━━━━━ DATA PROVIDED ━━━━━

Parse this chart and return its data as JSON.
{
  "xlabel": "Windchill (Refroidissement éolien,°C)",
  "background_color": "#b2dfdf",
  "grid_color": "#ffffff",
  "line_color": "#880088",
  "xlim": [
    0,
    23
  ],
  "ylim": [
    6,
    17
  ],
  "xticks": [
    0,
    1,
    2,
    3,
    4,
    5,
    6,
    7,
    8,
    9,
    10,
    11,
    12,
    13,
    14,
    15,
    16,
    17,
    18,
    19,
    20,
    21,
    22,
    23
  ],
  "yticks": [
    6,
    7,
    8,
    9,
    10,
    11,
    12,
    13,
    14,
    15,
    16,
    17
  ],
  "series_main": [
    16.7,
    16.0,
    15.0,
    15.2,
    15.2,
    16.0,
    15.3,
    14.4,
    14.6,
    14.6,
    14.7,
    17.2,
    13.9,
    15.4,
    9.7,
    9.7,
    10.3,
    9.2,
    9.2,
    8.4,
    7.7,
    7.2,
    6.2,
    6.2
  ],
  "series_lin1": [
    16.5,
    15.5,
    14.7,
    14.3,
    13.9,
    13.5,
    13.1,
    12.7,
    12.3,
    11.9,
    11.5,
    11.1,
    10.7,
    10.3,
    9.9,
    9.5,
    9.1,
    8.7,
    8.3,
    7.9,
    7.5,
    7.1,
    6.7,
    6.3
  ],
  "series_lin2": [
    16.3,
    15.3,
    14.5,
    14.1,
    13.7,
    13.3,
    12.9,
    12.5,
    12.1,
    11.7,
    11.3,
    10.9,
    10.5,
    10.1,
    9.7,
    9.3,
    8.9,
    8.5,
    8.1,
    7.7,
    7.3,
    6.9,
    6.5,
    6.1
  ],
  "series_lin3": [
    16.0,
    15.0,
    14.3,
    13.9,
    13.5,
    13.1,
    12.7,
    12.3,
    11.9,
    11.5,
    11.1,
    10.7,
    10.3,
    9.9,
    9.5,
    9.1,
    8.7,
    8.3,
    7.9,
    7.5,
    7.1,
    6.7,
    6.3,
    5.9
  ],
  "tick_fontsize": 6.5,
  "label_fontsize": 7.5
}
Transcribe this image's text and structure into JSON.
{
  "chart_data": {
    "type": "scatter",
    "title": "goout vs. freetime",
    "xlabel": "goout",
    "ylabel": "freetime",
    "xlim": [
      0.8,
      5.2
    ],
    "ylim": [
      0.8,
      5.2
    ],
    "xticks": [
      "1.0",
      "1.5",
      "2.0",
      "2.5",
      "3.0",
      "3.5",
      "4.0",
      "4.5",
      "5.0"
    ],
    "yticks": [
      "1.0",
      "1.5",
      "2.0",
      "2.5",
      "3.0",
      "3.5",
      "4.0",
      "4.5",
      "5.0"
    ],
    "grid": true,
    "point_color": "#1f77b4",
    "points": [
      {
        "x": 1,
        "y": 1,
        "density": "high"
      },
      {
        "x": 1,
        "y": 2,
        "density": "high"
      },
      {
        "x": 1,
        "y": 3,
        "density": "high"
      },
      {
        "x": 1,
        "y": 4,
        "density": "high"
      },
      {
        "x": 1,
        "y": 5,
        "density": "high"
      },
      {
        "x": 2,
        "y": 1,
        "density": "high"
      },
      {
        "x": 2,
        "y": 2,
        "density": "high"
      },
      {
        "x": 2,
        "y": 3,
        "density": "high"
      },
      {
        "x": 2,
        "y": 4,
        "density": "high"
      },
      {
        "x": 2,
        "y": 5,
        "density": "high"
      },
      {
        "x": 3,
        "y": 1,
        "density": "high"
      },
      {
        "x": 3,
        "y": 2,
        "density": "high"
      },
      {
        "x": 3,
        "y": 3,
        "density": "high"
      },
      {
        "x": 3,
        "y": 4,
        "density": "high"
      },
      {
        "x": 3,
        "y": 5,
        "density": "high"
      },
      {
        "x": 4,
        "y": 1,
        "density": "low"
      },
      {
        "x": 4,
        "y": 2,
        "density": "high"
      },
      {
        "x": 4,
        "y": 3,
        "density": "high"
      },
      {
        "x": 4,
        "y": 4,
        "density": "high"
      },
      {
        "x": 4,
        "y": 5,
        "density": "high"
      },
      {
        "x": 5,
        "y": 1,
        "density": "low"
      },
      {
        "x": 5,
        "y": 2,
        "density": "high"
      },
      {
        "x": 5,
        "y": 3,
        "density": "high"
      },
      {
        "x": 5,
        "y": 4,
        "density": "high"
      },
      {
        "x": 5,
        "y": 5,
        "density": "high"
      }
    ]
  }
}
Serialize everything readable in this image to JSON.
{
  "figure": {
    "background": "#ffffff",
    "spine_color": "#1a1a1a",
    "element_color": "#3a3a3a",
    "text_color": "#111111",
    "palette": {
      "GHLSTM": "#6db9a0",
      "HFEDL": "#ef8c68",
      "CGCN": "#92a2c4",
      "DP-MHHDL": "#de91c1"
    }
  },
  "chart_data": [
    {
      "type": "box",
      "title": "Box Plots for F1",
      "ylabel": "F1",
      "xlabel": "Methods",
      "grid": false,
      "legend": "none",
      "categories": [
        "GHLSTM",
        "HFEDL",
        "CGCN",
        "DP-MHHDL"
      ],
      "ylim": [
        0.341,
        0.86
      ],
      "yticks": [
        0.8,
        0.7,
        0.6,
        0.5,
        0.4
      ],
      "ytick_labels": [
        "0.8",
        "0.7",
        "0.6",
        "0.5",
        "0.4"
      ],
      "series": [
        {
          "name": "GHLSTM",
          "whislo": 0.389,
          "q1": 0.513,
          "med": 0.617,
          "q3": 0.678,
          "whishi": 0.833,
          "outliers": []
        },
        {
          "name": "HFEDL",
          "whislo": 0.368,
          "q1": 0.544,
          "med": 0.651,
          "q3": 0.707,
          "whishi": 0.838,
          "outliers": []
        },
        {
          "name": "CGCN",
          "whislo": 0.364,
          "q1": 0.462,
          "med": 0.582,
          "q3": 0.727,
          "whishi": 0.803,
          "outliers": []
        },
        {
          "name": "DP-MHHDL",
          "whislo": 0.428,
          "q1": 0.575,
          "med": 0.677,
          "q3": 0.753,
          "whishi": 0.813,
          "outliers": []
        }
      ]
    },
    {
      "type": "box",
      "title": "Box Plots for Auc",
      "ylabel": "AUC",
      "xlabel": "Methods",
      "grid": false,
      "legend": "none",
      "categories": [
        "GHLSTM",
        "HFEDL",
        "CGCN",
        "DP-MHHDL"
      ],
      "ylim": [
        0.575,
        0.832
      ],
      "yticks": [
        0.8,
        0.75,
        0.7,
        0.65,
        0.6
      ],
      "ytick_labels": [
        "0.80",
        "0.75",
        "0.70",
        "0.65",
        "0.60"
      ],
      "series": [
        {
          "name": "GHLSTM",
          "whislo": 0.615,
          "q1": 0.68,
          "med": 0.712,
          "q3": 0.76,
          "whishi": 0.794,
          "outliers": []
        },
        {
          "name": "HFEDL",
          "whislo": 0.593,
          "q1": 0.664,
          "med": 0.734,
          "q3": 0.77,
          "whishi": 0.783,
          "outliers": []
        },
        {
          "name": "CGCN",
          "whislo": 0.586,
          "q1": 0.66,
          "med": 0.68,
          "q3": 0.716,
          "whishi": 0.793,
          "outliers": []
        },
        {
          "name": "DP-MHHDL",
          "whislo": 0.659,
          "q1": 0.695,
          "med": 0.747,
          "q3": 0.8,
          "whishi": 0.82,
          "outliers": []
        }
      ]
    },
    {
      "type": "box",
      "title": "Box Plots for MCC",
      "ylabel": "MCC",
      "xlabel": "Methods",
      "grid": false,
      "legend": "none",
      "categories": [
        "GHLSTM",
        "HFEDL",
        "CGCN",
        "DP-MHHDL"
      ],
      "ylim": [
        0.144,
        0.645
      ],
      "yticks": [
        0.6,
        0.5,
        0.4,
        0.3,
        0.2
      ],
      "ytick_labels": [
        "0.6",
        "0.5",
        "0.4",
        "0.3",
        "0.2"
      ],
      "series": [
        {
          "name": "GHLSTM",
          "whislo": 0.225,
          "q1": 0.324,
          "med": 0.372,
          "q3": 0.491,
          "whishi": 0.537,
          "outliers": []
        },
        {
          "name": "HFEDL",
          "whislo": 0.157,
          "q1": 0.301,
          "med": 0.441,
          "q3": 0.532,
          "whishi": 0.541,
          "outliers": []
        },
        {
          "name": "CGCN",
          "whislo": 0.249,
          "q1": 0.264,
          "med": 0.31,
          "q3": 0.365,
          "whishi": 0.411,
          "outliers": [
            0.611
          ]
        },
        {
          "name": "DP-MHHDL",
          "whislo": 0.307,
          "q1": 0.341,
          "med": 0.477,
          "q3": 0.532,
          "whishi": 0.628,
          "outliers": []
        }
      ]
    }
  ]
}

━━━━━

Above are the records; copy every line in them that holds the word "title".

    "title": "goout vs. freetime",
      "title": "Box Plots for F1",
      "title": "Box Plots for Auc",
      "title": "Box Plots for MCC",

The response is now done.